What is being asked » Each line containing the word "email" should be found and copied.

☆ ☆ ☆ ☆ ☆ ☆ ☆

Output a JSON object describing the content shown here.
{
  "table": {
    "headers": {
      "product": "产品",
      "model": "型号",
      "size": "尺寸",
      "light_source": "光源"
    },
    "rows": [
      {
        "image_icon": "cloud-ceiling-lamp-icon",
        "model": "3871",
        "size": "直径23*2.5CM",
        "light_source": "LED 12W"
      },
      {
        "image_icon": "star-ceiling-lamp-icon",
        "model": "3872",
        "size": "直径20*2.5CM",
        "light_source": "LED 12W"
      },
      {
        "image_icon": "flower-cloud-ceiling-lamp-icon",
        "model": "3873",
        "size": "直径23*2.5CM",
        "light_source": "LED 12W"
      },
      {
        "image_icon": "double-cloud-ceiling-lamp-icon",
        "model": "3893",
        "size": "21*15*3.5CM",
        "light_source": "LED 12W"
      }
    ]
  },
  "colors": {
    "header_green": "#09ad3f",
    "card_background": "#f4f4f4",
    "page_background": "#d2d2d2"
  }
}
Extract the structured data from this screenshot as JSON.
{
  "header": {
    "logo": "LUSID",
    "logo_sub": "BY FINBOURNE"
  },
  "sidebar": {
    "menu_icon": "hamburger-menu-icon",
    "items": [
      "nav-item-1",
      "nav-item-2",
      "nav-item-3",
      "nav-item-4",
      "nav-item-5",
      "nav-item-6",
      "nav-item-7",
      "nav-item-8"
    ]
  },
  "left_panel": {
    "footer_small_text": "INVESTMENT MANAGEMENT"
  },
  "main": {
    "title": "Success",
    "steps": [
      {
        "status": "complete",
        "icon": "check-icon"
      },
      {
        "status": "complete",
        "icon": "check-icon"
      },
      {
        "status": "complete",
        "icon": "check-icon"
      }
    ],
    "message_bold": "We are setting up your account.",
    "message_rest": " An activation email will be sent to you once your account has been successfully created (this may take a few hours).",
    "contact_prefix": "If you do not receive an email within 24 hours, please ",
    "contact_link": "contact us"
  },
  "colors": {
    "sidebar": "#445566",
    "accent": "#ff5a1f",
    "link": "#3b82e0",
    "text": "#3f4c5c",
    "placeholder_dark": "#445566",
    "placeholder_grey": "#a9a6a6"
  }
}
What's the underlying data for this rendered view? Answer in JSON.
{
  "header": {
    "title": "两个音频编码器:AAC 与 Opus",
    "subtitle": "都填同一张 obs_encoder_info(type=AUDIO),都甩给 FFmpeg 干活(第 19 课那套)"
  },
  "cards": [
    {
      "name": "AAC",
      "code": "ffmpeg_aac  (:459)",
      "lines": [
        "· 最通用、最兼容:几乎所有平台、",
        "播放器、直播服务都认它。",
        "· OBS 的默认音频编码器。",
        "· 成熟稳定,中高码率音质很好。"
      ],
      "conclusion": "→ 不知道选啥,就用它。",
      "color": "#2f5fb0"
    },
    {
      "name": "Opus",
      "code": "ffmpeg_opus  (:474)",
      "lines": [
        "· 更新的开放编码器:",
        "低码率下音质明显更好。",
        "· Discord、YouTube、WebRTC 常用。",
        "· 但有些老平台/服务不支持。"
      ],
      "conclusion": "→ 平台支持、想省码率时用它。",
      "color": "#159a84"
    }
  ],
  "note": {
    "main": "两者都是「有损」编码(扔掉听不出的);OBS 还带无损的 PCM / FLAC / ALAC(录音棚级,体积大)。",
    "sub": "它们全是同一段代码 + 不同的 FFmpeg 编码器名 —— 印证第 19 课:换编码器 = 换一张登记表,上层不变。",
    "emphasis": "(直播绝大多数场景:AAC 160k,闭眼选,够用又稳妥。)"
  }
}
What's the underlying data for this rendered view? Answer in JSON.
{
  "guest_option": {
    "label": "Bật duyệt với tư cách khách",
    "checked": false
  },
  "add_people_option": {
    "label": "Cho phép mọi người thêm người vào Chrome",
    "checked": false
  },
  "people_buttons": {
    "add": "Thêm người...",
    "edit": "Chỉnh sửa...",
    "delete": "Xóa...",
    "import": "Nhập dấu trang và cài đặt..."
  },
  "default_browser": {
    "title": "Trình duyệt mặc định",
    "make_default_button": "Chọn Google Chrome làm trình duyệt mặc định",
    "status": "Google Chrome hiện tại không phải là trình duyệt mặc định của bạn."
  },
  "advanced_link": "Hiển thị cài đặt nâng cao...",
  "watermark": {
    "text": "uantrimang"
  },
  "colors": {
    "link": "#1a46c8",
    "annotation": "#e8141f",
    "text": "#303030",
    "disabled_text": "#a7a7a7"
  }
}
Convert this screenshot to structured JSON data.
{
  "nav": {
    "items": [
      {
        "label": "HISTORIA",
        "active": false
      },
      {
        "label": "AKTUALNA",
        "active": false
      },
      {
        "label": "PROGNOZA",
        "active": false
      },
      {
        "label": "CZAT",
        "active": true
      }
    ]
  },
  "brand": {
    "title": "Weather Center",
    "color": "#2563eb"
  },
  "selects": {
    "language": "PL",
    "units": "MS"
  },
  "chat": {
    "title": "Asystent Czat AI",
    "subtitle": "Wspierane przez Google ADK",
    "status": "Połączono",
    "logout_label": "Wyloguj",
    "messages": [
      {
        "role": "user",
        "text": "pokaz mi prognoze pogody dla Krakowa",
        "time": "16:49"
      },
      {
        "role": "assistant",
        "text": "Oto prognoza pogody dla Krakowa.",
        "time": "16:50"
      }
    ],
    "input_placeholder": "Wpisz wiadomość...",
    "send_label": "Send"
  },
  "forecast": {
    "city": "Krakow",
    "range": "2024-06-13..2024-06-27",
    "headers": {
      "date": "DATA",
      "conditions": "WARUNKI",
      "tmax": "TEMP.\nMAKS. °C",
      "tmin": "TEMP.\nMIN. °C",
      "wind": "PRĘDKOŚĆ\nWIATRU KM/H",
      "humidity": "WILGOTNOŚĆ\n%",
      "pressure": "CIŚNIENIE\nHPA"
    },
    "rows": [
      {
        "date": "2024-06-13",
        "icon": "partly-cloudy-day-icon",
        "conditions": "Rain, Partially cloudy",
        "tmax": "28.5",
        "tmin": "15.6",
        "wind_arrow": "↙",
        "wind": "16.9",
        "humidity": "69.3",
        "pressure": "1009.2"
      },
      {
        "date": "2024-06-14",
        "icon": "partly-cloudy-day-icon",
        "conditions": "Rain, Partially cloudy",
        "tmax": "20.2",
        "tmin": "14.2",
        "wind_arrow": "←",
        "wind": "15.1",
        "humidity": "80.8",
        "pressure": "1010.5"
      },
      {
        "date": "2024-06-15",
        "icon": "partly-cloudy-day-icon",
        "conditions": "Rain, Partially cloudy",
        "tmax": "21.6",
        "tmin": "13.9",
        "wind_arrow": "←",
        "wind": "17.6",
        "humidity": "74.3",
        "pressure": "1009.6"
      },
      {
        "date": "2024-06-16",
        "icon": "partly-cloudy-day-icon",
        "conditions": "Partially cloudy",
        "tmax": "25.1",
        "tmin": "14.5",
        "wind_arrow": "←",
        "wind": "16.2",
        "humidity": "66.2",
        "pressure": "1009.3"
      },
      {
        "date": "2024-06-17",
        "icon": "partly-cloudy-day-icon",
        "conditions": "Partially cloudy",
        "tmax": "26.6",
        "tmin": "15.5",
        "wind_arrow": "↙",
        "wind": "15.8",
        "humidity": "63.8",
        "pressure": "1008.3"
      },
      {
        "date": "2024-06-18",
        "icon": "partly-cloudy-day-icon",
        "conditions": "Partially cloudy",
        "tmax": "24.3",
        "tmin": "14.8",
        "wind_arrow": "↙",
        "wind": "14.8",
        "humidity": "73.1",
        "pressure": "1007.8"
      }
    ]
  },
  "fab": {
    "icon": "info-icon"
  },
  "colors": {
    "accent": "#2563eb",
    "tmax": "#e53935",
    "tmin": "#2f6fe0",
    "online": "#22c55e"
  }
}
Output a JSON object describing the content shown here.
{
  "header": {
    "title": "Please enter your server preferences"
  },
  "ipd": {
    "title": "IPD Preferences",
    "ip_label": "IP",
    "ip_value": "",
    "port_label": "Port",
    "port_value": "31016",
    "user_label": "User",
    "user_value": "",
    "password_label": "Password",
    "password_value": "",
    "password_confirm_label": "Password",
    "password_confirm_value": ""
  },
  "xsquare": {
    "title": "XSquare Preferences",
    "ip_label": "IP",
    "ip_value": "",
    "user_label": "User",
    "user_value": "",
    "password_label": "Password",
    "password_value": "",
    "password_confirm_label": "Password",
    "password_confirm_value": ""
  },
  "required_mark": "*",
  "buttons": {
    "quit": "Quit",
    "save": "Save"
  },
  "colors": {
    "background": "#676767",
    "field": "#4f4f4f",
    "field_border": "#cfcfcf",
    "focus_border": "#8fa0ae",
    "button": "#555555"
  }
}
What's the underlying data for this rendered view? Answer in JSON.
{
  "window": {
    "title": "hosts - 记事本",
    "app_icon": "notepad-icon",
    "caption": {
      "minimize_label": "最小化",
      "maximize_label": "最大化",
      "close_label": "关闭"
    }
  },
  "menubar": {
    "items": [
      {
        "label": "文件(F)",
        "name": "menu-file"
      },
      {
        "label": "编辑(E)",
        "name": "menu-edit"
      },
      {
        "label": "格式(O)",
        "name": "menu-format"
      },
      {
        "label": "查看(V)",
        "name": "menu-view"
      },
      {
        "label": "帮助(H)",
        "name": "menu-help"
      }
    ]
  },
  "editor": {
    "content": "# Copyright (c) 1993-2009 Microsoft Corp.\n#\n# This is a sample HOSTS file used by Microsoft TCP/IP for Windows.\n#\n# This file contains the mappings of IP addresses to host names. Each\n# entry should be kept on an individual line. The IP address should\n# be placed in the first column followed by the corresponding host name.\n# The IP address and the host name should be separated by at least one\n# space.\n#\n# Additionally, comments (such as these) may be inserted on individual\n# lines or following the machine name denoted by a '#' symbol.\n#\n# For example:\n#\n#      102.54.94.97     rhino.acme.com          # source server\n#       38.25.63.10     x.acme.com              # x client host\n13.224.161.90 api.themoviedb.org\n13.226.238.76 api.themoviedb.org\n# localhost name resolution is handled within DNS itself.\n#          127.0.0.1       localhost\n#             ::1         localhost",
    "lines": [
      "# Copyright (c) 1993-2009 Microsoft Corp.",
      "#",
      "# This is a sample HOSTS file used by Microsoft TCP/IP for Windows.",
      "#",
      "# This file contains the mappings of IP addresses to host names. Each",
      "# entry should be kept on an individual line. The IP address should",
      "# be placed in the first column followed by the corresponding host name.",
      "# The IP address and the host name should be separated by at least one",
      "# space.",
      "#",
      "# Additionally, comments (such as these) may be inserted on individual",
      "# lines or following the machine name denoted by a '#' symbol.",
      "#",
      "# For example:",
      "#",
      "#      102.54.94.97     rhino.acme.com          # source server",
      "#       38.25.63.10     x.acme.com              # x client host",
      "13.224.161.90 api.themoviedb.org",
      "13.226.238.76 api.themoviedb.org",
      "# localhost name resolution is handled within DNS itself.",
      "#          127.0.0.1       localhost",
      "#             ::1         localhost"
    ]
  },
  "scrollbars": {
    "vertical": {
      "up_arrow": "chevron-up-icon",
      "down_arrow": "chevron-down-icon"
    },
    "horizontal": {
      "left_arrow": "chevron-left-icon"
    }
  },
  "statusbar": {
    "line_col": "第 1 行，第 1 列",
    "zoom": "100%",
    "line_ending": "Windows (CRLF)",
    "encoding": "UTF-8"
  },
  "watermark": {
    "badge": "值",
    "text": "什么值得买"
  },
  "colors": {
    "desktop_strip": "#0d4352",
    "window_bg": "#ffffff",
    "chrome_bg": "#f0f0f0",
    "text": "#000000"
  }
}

☆ ☆ ☆ ☆ ☆ ☆ ☆

Full solution »
    "message_rest": " An activation email will be sent to you once your account has been successfully created (this may take a few hours).",
    "contact_prefix": "If you do not receive an email within 24 hours, please ",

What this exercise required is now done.